*Objective*
Return the listing below verbatim. Pictures do not belong in the copy.

*Supplied information*
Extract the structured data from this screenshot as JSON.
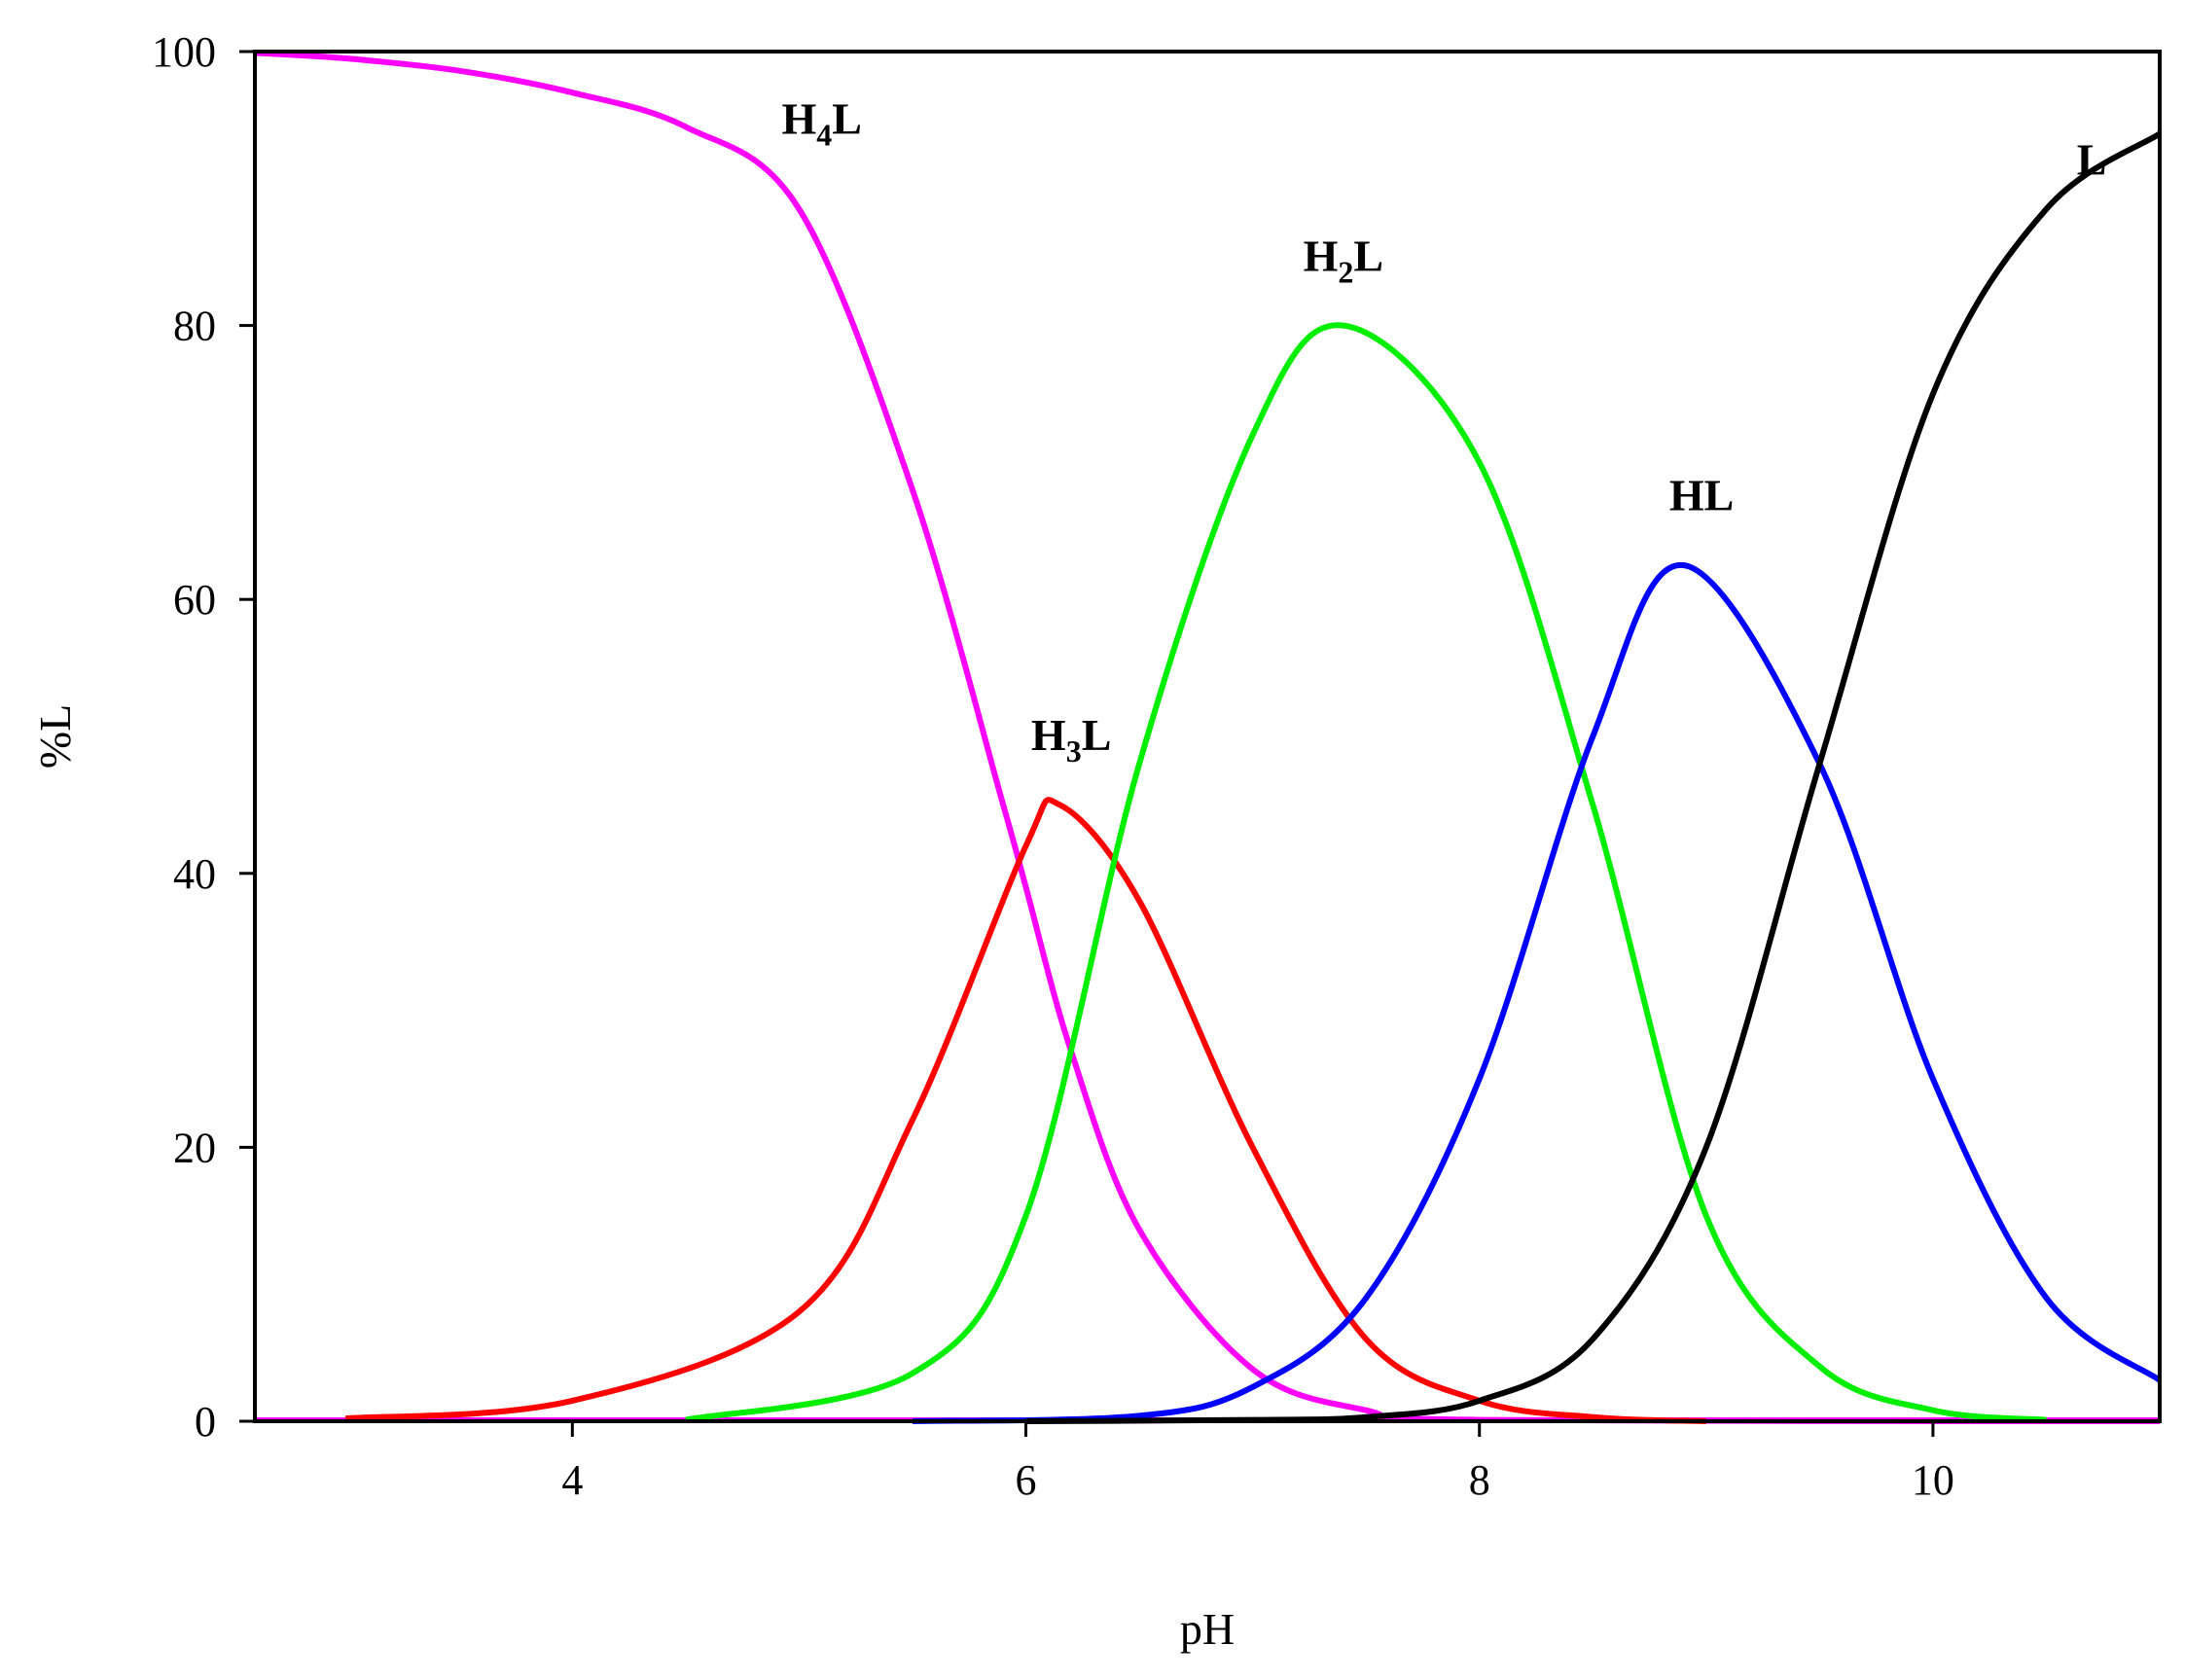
{
  "chart_data": {
    "type": "line",
    "xlabel": "pH",
    "ylabel": "%L",
    "xlim": [
      2.6,
      11.0
    ],
    "ylim": [
      0,
      100
    ],
    "xticks": [
      4,
      6,
      8,
      10
    ],
    "yticks": [
      0,
      20,
      40,
      60,
      80,
      100
    ],
    "grid": false,
    "legend": "none (curves labeled directly)",
    "species_pKa": [
      5.9,
      6.35,
      8.4,
      9.45
    ],
    "series": [
      {
        "name": "H4L",
        "label_main": "H",
        "label_sub": "4",
        "label_tail": "L",
        "color": "#ff00ff",
        "x": [
          2.6,
          3.0,
          3.5,
          4.0,
          4.5,
          5.0,
          5.5,
          5.9,
          6.0,
          6.2,
          6.5,
          7.0,
          7.5,
          8.0,
          11.0
        ],
        "y": [
          99.9,
          99.5,
          98.6,
          97.0,
          94.5,
          88.5,
          68.0,
          45.0,
          39.0,
          27.0,
          14.0,
          3.8,
          0.8,
          0.1,
          0.0
        ]
      },
      {
        "name": "H3L",
        "label_main": "H",
        "label_sub": "3",
        "label_tail": "L",
        "color": "#ff0000",
        "x": [
          3.0,
          4.0,
          5.0,
          5.5,
          6.0,
          6.15,
          6.5,
          7.0,
          7.5,
          8.0,
          8.5,
          9.0
        ],
        "y": [
          0.2,
          1.5,
          8.0,
          22.0,
          42.0,
          45.0,
          38.0,
          20.0,
          6.0,
          1.5,
          0.3,
          0.0
        ]
      },
      {
        "name": "H2L",
        "label_main": "H",
        "label_sub": "2",
        "label_tail": "L",
        "color": "#00ee00",
        "x": [
          4.5,
          5.5,
          6.0,
          6.5,
          7.0,
          7.4,
          8.0,
          8.5,
          9.0,
          9.5,
          10.0,
          10.5
        ],
        "y": [
          0.1,
          3.5,
          15.0,
          48.0,
          72.0,
          80.0,
          70.0,
          45.0,
          15.0,
          4.0,
          0.8,
          0.1
        ]
      },
      {
        "name": "HL",
        "label_main": "HL",
        "label_sub": "",
        "label_tail": "",
        "color": "#0000ff",
        "x": [
          5.5,
          6.5,
          7.0,
          7.5,
          8.0,
          8.5,
          8.9,
          9.5,
          10.0,
          10.5,
          11.0
        ],
        "y": [
          0.0,
          0.4,
          2.5,
          9.0,
          25.0,
          50.0,
          62.5,
          48.0,
          25.0,
          9.0,
          3.0
        ]
      },
      {
        "name": "L",
        "label_main": "L",
        "label_sub": "",
        "label_tail": "",
        "color": "#000000",
        "x": [
          6.0,
          7.0,
          7.5,
          8.0,
          8.5,
          9.0,
          9.5,
          10.0,
          10.5,
          11.0
        ],
        "y": [
          0.0,
          0.1,
          0.3,
          1.5,
          6.0,
          20.0,
          48.0,
          75.0,
          88.5,
          94.0
        ]
      }
    ]
  }
}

*Completed exercise*
Extract the structured data from this screenshot as JSON.
{
  "chart_data": {
    "type": "line",
    "xlabel": "pH",
    "ylabel": "%L",
    "xlim": [
      2.6,
      11.0
    ],
    "ylim": [
      0,
      100
    ],
    "xticks": [
      4,
      6,
      8,
      10
    ],
    "yticks": [
      0,
      20,
      40,
      60,
      80,
      100
    ],
    "grid": false,
    "legend": "none (curves labeled directly)",
    "species_pKa": [
      5.9,
      6.35,
      8.4,
      9.45
    ],
    "series": [
      {
        "name": "H4L",
        "label_main": "H",
        "label_sub": "4",
        "label_tail": "L",
        "color": "#ff00ff",
        "x": [
          2.6,
          3.0,
          3.5,
          4.0,
          4.5,
          5.0,
          5.5,
          5.9,
          6.0,
          6.2,
          6.5,
          7.0,
          7.5,
          8.0,
          11.0
        ],
        "y": [
          99.9,
          99.5,
          98.6,
          97.0,
          94.5,
          88.5,
          68.0,
          45.0,
          39.0,
          27.0,
          14.0,
          3.8,
          0.8,
          0.1,
          0.0
        ]
      },
      {
        "name": "H3L",
        "label_main": "H",
        "label_sub": "3",
        "label_tail": "L",
        "color": "#ff0000",
        "x": [
          3.0,
          4.0,
          5.0,
          5.5,
          6.0,
          6.15,
          6.5,
          7.0,
          7.5,
          8.0,
          8.5,
          9.0
        ],
        "y": [
          0.2,
          1.5,
          8.0,
          22.0,
          42.0,
          45.0,
          38.0,
          20.0,
          6.0,
          1.5,
          0.3,
          0.0
        ]
      },
      {
        "name": "H2L",
        "label_main": "H",
        "label_sub": "2",
        "label_tail": "L",
        "color": "#00ee00",
        "x": [
          4.5,
          5.5,
          6.0,
          6.5,
          7.0,
          7.4,
          8.0,
          8.5,
          9.0,
          9.5,
          10.0,
          10.5
        ],
        "y": [
          0.1,
          3.5,
          15.0,
          48.0,
          72.0,
          80.0,
          70.0,
          45.0,
          15.0,
          4.0,
          0.8,
          0.1
        ]
      },
      {
        "name": "HL",
        "label_main": "HL",
        "label_sub": "",
        "label_tail": "",
        "color": "#0000ff",
        "x": [
          5.5,
          6.5,
          7.0,
          7.5,
          8.0,
          8.5,
          8.9,
          9.5,
          10.0,
          10.5,
          11.0
        ],
        "y": [
          0.0,
          0.4,
          2.5,
          9.0,
          25.0,
          50.0,
          62.5,
          48.0,
          25.0,
          9.0,
          3.0
        ]
      },
      {
        "name": "L",
        "label_main": "L",
        "label_sub": "",
        "label_tail": "",
        "color": "#000000",
        "x": [
          6.0,
          7.0,
          7.5,
          8.0,
          8.5,
          9.0,
          9.5,
          10.0,
          10.5,
          11.0
        ],
        "y": [
          0.0,
          0.1,
          0.3,
          1.5,
          6.0,
          20.0,
          48.0,
          75.0,
          88.5,
          94.0
        ]
      }
    ]
  }
}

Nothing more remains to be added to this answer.